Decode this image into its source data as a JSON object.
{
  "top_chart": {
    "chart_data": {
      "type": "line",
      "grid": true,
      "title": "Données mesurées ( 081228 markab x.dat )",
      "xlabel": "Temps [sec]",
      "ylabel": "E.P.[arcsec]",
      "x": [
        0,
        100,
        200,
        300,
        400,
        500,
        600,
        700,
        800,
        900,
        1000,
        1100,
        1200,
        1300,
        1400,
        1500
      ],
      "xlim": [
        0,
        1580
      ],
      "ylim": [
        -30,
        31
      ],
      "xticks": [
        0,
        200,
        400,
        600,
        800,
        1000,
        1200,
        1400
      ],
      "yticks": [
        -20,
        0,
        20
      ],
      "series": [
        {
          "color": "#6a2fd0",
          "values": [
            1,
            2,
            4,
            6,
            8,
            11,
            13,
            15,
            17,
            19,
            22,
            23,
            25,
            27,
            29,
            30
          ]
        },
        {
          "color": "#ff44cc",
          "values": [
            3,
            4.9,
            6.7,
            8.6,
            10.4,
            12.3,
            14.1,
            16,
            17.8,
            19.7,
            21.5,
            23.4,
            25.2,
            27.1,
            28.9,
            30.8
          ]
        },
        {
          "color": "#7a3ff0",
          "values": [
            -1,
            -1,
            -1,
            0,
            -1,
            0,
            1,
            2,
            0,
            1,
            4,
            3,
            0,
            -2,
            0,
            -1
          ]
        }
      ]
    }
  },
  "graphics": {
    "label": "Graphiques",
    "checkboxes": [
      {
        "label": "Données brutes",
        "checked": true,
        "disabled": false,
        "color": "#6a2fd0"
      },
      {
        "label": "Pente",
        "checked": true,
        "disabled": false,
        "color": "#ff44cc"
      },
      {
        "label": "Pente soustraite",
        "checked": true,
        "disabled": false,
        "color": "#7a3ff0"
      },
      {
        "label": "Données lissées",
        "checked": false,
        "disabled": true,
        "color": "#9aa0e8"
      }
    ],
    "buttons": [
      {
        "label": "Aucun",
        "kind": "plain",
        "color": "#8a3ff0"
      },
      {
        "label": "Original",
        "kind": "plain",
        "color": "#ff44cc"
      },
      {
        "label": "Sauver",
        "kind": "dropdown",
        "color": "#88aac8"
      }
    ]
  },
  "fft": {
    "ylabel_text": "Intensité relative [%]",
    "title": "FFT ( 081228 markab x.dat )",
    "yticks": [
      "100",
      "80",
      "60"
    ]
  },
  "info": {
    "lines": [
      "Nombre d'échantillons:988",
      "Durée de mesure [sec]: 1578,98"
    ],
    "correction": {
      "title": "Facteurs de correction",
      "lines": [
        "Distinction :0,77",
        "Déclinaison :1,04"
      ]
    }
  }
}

**Stated goal**
Give a word-for-word copy of the records.

**Complete response**
Decode this image into its source data as a JSON object.
{
  "top_chart": {
    "chart_data": {
      "type": "line",
      "grid": true,
      "title": "Données mesurées ( 081228 markab x.dat )",
      "xlabel": "Temps [sec]",
      "ylabel": "E.P.[arcsec]",
      "x": [
        0,
        100,
        200,
        300,
        400,
        500,
        600,
        700,
        800,
        900,
        1000,
        1100,
        1200,
        1300,
        1400,
        1500
      ],
      "xlim": [
        0,
        1580
      ],
      "ylim": [
        -30,
        31
      ],
      "xticks": [
        0,
        200,
        400,
        600,
        800,
        1000,
        1200,
        1400
      ],
      "yticks": [
        -20,
        0,
        20
      ],
      "series": [
        {
          "color": "#6a2fd0",
          "values": [
            1,
            2,
            4,
            6,
            8,
            11,
            13,
            15,
            17,
            19,
            22,
            23,
            25,
            27,
            29,
            30
          ]
        },
        {
          "color": "#ff44cc",
          "values": [
            3,
            4.9,
            6.7,
            8.6,
            10.4,
            12.3,
            14.1,
            16,
            17.8,
            19.7,
            21.5,
            23.4,
            25.2,
            27.1,
            28.9,
            30.8
          ]
        },
        {
          "color": "#7a3ff0",
          "values": [
            -1,
            -1,
            -1,
            0,
            -1,
            0,
            1,
            2,
            0,
            1,
            4,
            3,
            0,
            -2,
            0,
            -1
          ]
        }
      ]
    }
  },
  "graphics": {
    "label": "Graphiques",
    "checkboxes": [
      {
        "label": "Données brutes",
        "checked": true,
        "disabled": false,
        "color": "#6a2fd0"
      },
      {
        "label": "Pente",
        "checked": true,
        "disabled": false,
        "color": "#ff44cc"
      },
      {
        "label": "Pente soustraite",
        "checked": true,
        "disabled": false,
        "color": "#7a3ff0"
      },
      {
        "label": "Données lissées",
        "checked": false,
        "disabled": true,
        "color": "#9aa0e8"
      }
    ],
    "buttons": [
      {
        "label": "Aucun",
        "kind": "plain",
        "color": "#8a3ff0"
      },
      {
        "label": "Original",
        "kind": "plain",
        "color": "#ff44cc"
      },
      {
        "label": "Sauver",
        "kind": "dropdown",
        "color": "#88aac8"
      }
    ]
  },
  "fft": {
    "ylabel_text": "Intensité relative [%]",
    "title": "FFT ( 081228 markab x.dat )",
    "yticks": [
      "100",
      "80",
      "60"
    ]
  },
  "info": {
    "lines": [
      "Nombre d'échantillons:988",
      "Durée de mesure [sec]: 1578,98"
    ],
    "correction": {
      "title": "Facteurs de correction",
      "lines": [
        "Distinction :0,77",
        "Déclinaison :1,04"
      ]
    }
  }
}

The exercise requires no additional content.